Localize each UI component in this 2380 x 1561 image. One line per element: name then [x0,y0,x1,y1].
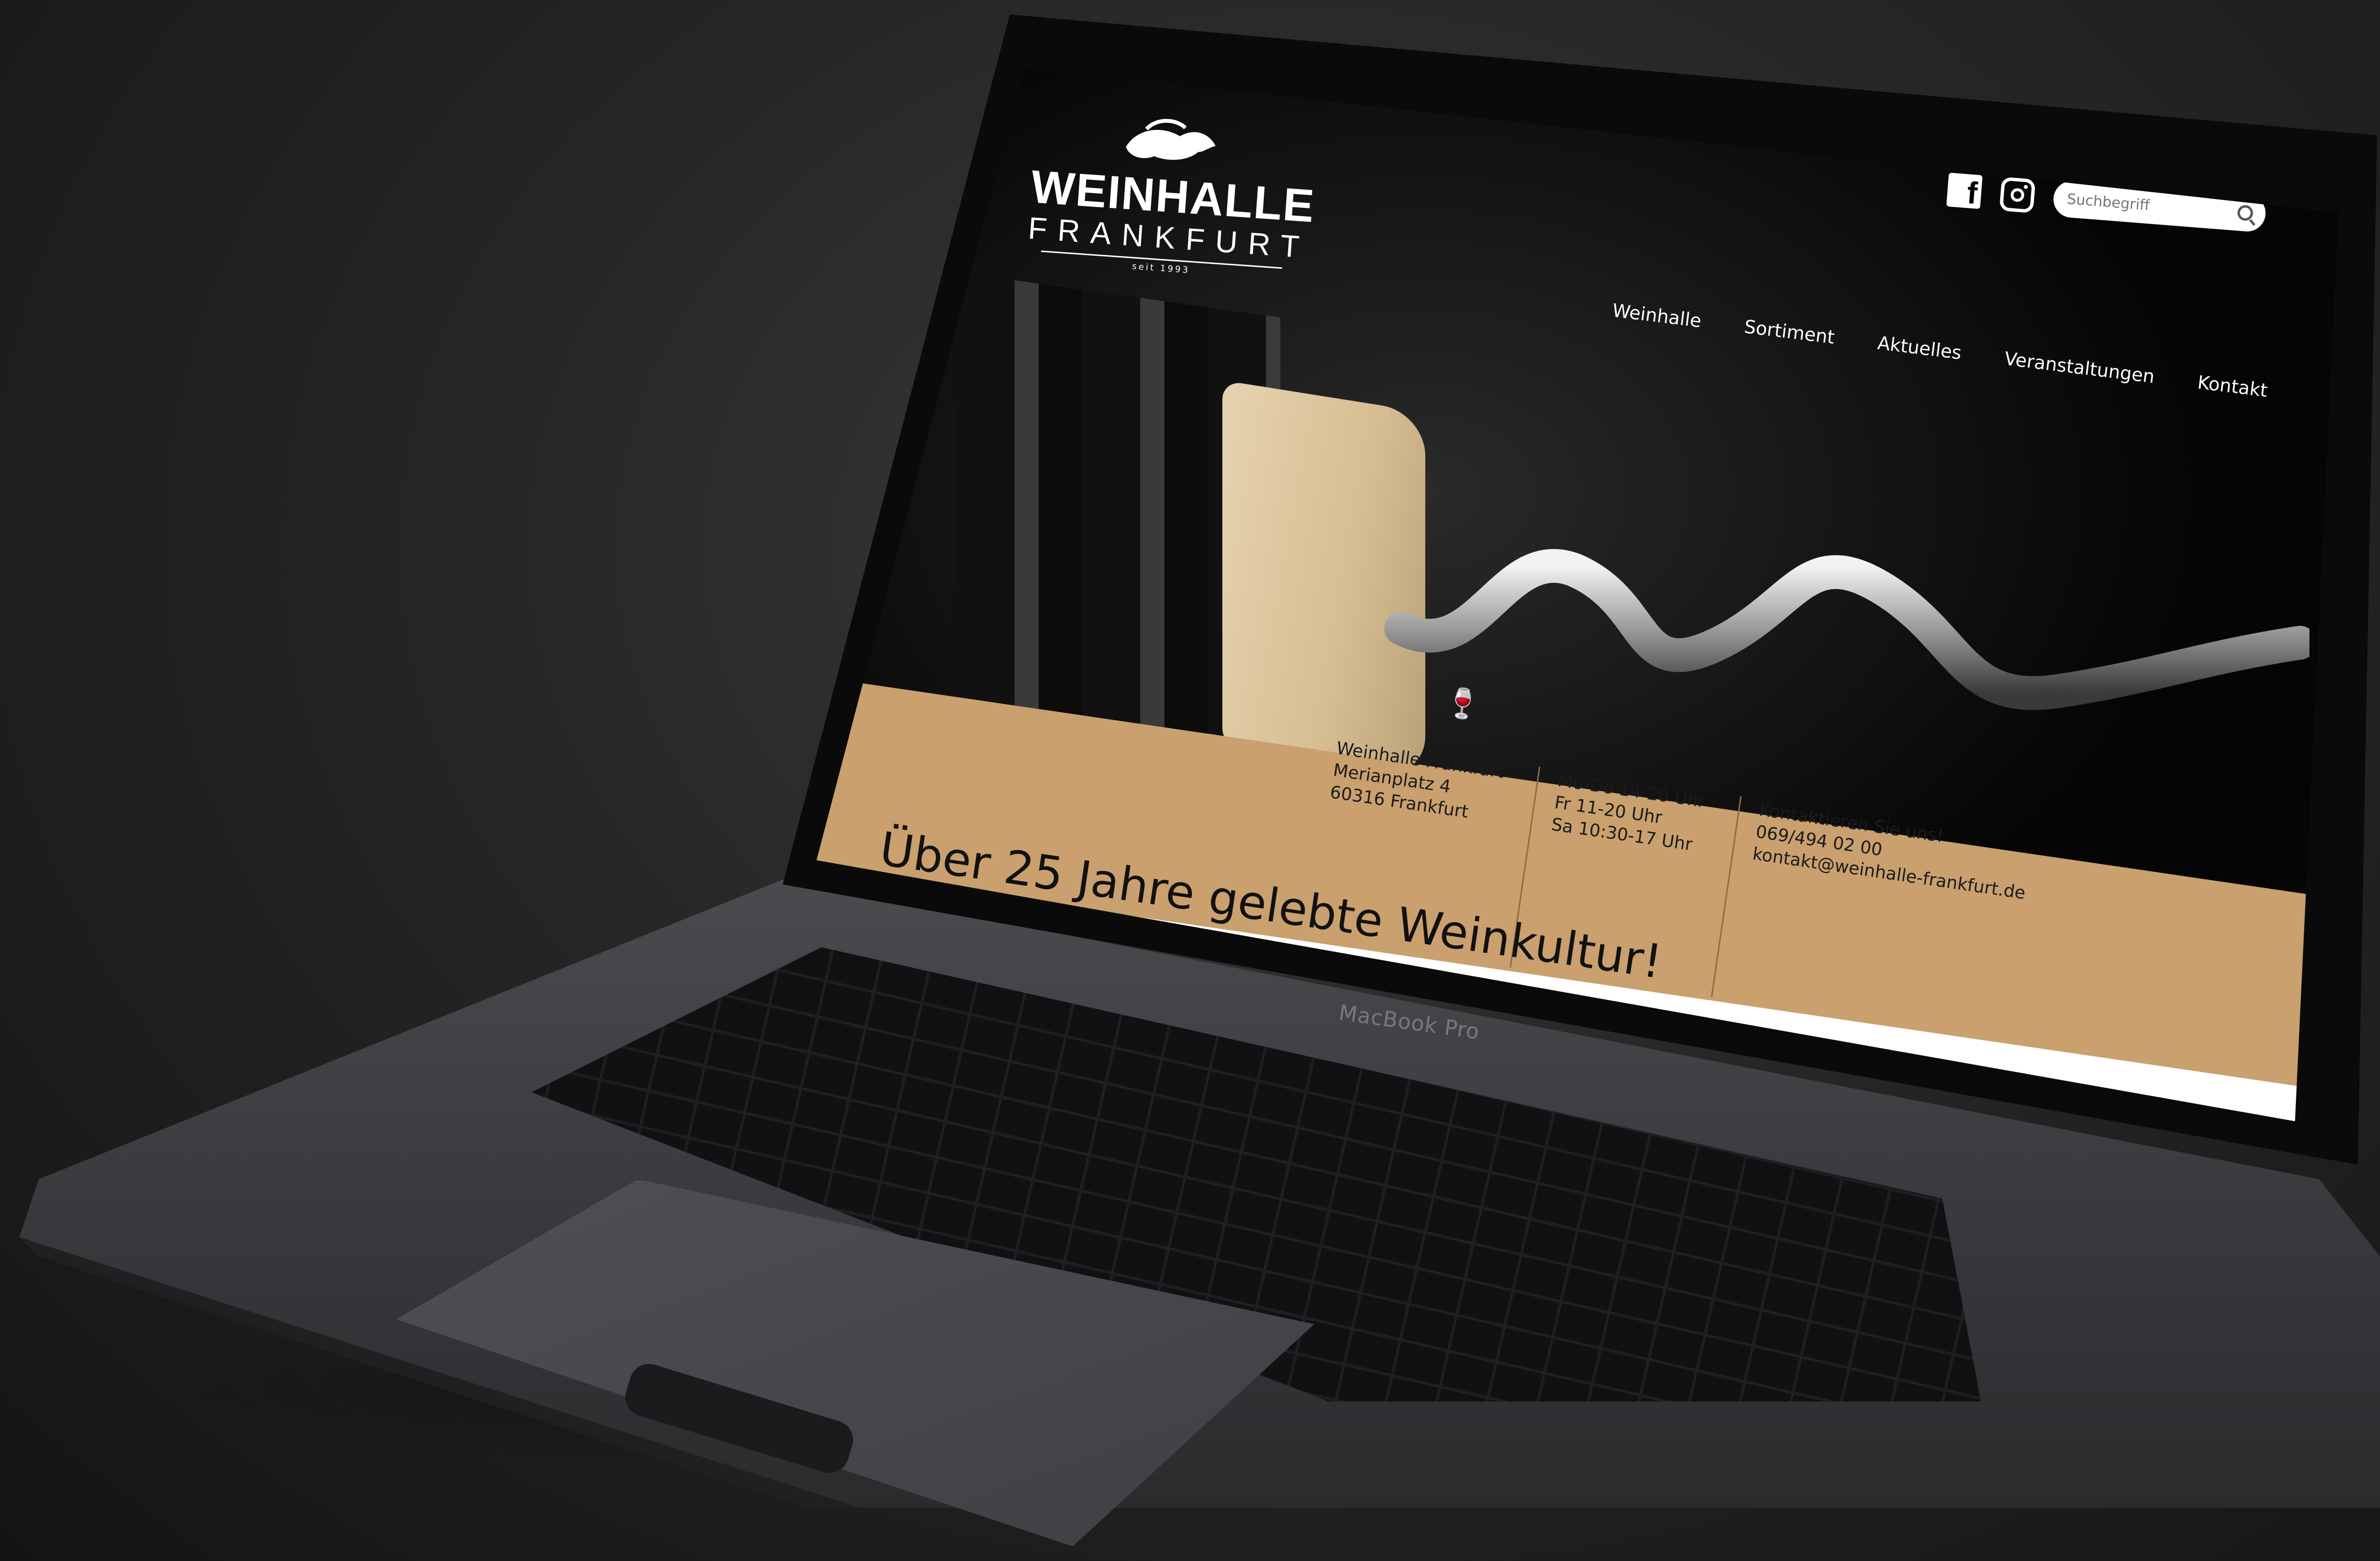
search-icon[interactable] [2237,204,2254,221]
wine-glasses-icon: 🍷 [1443,685,1483,723]
instagram-icon[interactable] [1999,176,2036,214]
site-logo[interactable]: WEINHALLE FRANKFURT seit 1993 [1022,107,1317,333]
hero-corkscrew [1384,549,2309,710]
facebook-icon[interactable]: f [1946,173,1983,211]
horse-logo-icon [1126,119,1216,160]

§ Task prompt
Can you arrange every line of the entries above as a JSON list of strings, one string per line and no blank lines, leaving out the pictures?

§ Response
[
  "Localize each UI component in this 2380 x 1561 image. One line per element: name then [x0,y0,x1,y1].",
  "search-icon[interactable] [2237,204,2254,221]",
  "wine-glasses-icon: 🍷 [1443,685,1483,723]",
  "instagram-icon[interactable] [1999,176,2036,214]",
  "site-logo[interactable]: WEINHALLE FRANKFURT seit 1993 [1022,107,1317,333]",
  "hero-corkscrew [1384,549,2309,710]",
  "facebook-icon[interactable]: f [1946,173,1983,211]",
  "horse-logo-icon [1126,119,1216,160]"
]